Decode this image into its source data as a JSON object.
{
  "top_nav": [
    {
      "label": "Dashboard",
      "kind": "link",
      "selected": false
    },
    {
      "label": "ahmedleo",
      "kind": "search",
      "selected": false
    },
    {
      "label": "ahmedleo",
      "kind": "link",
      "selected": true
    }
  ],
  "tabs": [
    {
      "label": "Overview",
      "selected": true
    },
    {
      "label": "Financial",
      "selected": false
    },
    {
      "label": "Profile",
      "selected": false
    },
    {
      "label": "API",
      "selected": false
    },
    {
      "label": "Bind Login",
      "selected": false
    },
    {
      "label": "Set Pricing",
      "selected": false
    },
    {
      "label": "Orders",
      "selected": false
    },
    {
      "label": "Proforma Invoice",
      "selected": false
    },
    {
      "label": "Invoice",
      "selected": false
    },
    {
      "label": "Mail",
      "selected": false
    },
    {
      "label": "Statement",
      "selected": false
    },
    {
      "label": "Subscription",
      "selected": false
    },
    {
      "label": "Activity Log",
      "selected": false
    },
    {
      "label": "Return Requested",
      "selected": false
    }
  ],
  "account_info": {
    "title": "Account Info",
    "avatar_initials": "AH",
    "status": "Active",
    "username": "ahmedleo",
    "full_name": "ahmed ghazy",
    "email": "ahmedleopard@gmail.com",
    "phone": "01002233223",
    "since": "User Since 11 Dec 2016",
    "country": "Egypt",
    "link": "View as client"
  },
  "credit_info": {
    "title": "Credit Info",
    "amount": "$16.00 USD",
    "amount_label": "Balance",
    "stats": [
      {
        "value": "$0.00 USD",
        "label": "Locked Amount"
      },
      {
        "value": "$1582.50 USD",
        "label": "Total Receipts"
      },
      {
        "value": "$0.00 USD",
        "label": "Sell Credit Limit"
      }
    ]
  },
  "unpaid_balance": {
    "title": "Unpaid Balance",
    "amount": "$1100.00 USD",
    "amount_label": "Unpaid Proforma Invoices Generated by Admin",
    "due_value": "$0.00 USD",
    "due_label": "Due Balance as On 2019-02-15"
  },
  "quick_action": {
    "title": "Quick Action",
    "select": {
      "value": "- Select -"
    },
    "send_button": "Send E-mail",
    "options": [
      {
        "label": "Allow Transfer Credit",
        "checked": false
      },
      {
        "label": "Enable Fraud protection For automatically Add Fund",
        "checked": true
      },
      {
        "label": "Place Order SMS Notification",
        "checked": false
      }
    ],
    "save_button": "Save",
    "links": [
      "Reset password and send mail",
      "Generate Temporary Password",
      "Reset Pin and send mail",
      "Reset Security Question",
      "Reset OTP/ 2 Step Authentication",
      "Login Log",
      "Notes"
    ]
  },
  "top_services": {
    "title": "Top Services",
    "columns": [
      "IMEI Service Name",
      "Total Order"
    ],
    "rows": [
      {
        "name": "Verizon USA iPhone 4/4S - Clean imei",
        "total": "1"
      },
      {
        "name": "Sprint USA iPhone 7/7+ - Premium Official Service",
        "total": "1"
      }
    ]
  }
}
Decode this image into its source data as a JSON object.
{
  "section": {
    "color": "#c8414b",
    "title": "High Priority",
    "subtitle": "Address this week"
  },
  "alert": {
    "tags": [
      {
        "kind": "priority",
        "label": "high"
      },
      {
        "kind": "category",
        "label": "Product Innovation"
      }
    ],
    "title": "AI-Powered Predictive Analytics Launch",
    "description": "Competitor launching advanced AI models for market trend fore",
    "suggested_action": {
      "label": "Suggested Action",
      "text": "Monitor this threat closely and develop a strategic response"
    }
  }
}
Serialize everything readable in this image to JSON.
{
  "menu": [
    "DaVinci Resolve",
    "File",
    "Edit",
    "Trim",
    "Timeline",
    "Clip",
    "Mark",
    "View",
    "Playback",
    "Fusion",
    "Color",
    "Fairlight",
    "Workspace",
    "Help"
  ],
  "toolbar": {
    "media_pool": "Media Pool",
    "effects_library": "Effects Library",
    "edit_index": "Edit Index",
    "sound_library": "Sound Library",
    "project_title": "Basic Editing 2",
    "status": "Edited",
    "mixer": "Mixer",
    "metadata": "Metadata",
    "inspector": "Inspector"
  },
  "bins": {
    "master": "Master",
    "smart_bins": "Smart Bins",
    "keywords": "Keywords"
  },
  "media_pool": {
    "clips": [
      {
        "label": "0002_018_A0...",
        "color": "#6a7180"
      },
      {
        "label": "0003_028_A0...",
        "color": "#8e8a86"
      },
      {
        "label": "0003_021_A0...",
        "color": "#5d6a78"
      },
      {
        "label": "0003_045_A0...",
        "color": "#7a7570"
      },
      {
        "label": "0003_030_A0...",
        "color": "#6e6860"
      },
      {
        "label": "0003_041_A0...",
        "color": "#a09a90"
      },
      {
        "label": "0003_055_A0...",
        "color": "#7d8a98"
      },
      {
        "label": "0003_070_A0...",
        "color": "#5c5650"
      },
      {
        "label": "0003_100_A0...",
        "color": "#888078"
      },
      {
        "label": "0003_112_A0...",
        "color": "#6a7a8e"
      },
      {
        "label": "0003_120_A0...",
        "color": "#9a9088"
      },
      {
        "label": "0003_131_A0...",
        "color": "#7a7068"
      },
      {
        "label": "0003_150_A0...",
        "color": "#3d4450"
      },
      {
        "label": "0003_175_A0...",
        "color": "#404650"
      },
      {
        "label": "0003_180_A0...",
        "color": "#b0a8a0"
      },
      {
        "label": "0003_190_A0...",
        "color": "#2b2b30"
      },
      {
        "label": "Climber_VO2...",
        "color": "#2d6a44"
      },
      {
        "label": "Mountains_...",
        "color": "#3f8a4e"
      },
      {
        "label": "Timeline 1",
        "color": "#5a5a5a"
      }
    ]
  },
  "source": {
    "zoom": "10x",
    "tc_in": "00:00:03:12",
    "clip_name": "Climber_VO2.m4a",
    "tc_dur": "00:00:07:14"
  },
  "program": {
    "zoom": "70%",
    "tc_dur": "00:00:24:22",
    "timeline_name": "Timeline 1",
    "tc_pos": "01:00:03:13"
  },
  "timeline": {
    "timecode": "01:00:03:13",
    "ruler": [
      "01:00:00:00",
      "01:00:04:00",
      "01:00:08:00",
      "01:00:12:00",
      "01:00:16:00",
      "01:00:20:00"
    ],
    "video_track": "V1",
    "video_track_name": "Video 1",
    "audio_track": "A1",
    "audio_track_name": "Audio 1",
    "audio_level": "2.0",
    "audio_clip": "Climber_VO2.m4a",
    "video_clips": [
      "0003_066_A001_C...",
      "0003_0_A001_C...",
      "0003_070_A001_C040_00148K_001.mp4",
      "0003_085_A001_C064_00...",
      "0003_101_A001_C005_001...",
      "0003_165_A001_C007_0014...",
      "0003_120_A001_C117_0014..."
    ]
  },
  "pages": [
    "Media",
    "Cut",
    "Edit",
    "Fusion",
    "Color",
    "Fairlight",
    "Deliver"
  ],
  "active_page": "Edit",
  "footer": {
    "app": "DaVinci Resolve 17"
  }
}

- **Stated task**:
Print out the whole listing exactly as it appears.

- **Finished answer**:
Decode this image into its source data as a JSON object.
{
  "top_nav": [
    {
      "label": "Dashboard",
      "kind": "link",
      "selected": false
    },
    {
      "label": "ahmedleo",
      "kind": "search",
      "selected": false
    },
    {
      "label": "ahmedleo",
      "kind": "link",
      "selected": true
    }
  ],
  "tabs": [
    {
      "label": "Overview",
      "selected": true
    },
    {
      "label": "Financial",
      "selected": false
    },
    {
      "label": "Profile",
      "selected": false
    },
    {
      "label": "API",
      "selected": false
    },
    {
      "label": "Bind Login",
      "selected": false
    },
    {
      "label": "Set Pricing",
      "selected": false
    },
    {
      "label": "Orders",
      "selected": false
    },
    {
      "label": "Proforma Invoice",
      "selected": false
    },
    {
      "label": "Invoice",
      "selected": false
    },
    {
      "label": "Mail",
      "selected": false
    },
    {
      "label": "Statement",
      "selected": false
    },
    {
      "label": "Subscription",
      "selected": false
    },
    {
      "label": "Activity Log",
      "selected": false
    },
    {
      "label": "Return Requested",
      "selected": false
    }
  ],
  "account_info": {
    "title": "Account Info",
    "avatar_initials": "AH",
    "status": "Active",
    "username": "ahmedleo",
    "full_name": "ahmed ghazy",
    "email": "ahmedleopard@gmail.com",
    "phone": "01002233223",
    "since": "User Since 11 Dec 2016",
    "country": "Egypt",
    "link": "View as client"
  },
  "credit_info": {
    "title": "Credit Info",
    "amount": "$16.00 USD",
    "amount_label": "Balance",
    "stats": [
      {
        "value": "$0.00 USD",
        "label": "Locked Amount"
      },
      {
        "value": "$1582.50 USD",
        "label": "Total Receipts"
      },
      {
        "value": "$0.00 USD",
        "label": "Sell Credit Limit"
      }
    ]
  },
  "unpaid_balance": {
    "title": "Unpaid Balance",
    "amount": "$1100.00 USD",
    "amount_label": "Unpaid Proforma Invoices Generated by Admin",
    "due_value": "$0.00 USD",
    "due_label": "Due Balance as On 2019-02-15"
  },
  "quick_action": {
    "title": "Quick Action",
    "select": {
      "value": "- Select -"
    },
    "send_button": "Send E-mail",
    "options": [
      {
        "label": "Allow Transfer Credit",
        "checked": false
      },
      {
        "label": "Enable Fraud protection For automatically Add Fund",
        "checked": true
      },
      {
        "label": "Place Order SMS Notification",
        "checked": false
      }
    ],
    "save_button": "Save",
    "links": [
      "Reset password and send mail",
      "Generate Temporary Password",
      "Reset Pin and send mail",
      "Reset Security Question",
      "Reset OTP/ 2 Step Authentication",
      "Login Log",
      "Notes"
    ]
  },
  "top_services": {
    "title": "Top Services",
    "columns": [
      "IMEI Service Name",
      "Total Order"
    ],
    "rows": [
      {
        "name": "Verizon USA iPhone 4/4S - Clean imei",
        "total": "1"
      },
      {
        "name": "Sprint USA iPhone 7/7+ - Premium Official Service",
        "total": "1"
      }
    ]
  }
}
Decode this image into its source data as a JSON object.
{
  "section": {
    "color": "#c8414b",
    "title": "High Priority",
    "subtitle": "Address this week"
  },
  "alert": {
    "tags": [
      {
        "kind": "priority",
        "label": "high"
      },
      {
        "kind": "category",
        "label": "Product Innovation"
      }
    ],
    "title": "AI-Powered Predictive Analytics Launch",
    "description": "Competitor launching advanced AI models for market trend fore",
    "suggested_action": {
      "label": "Suggested Action",
      "text": "Monitor this threat closely and develop a strategic response"
    }
  }
}
Serialize everything readable in this image to JSON.
{
  "menu": [
    "DaVinci Resolve",
    "File",
    "Edit",
    "Trim",
    "Timeline",
    "Clip",
    "Mark",
    "View",
    "Playback",
    "Fusion",
    "Color",
    "Fairlight",
    "Workspace",
    "Help"
  ],
  "toolbar": {
    "media_pool": "Media Pool",
    "effects_library": "Effects Library",
    "edit_index": "Edit Index",
    "sound_library": "Sound Library",
    "project_title": "Basic Editing 2",
    "status": "Edited",
    "mixer": "Mixer",
    "metadata": "Metadata",
    "inspector": "Inspector"
  },
  "bins": {
    "master": "Master",
    "smart_bins": "Smart Bins",
    "keywords": "Keywords"
  },
  "media_pool": {
    "clips": [
      {
        "label": "0002_018_A0...",
        "color": "#6a7180"
      },
      {
        "label": "0003_028_A0...",
        "color": "#8e8a86"
      },
      {
        "label": "0003_021_A0...",
        "color": "#5d6a78"
      },
      {
        "label": "0003_045_A0...",
        "color": "#7a7570"
      },
      {
        "label": "0003_030_A0...",
        "color": "#6e6860"
      },
      {
        "label": "0003_041_A0...",
        "color": "#a09a90"
      },
      {
        "label": "0003_055_A0...",
        "color": "#7d8a98"
      },
      {
        "label": "0003_070_A0...",
        "color": "#5c5650"
      },
      {
        "label": "0003_100_A0...",
        "color": "#888078"
      },
      {
        "label": "0003_112_A0...",
        "color": "#6a7a8e"
      },
      {
        "label": "0003_120_A0...",
        "color": "#9a9088"
      },
      {
        "label": "0003_131_A0...",
        "color": "#7a7068"
      },
      {
        "label": "0003_150_A0...",
        "color": "#3d4450"
      },
      {
        "label": "0003_175_A0...",
        "color": "#404650"
      },
      {
        "label": "0003_180_A0...",
        "color": "#b0a8a0"
      },
      {
        "label": "0003_190_A0...",
        "color": "#2b2b30"
      },
      {
        "label": "Climber_VO2...",
        "color": "#2d6a44"
      },
      {
        "label": "Mountains_...",
        "color": "#3f8a4e"
      },
      {
        "label": "Timeline 1",
        "color": "#5a5a5a"
      }
    ]
  },
  "source": {
    "zoom": "10x",
    "tc_in": "00:00:03:12",
    "clip_name": "Climber_VO2.m4a",
    "tc_dur": "00:00:07:14"
  },
  "program": {
    "zoom": "70%",
    "tc_dur": "00:00:24:22",
    "timeline_name": "Timeline 1",
    "tc_pos": "01:00:03:13"
  },
  "timeline": {
    "timecode": "01:00:03:13",
    "ruler": [
      "01:00:00:00",
      "01:00:04:00",
      "01:00:08:00",
      "01:00:12:00",
      "01:00:16:00",
      "01:00:20:00"
    ],
    "video_track": "V1",
    "video_track_name": "Video 1",
    "audio_track": "A1",
    "audio_track_name": "Audio 1",
    "audio_level": "2.0",
    "audio_clip": "Climber_VO2.m4a",
    "video_clips": [
      "0003_066_A001_C...",
      "0003_0_A001_C...",
      "0003_070_A001_C040_00148K_001.mp4",
      "0003_085_A001_C064_00...",
      "0003_101_A001_C005_001...",
      "0003_165_A001_C007_0014...",
      "0003_120_A001_C117_0014..."
    ]
  },
  "pages": [
    "Media",
    "Cut",
    "Edit",
    "Fusion",
    "Color",
    "Fairlight",
    "Deliver"
  ],
  "active_page": "Edit",
  "footer": {
    "app": "DaVinci Resolve 17"
  }
}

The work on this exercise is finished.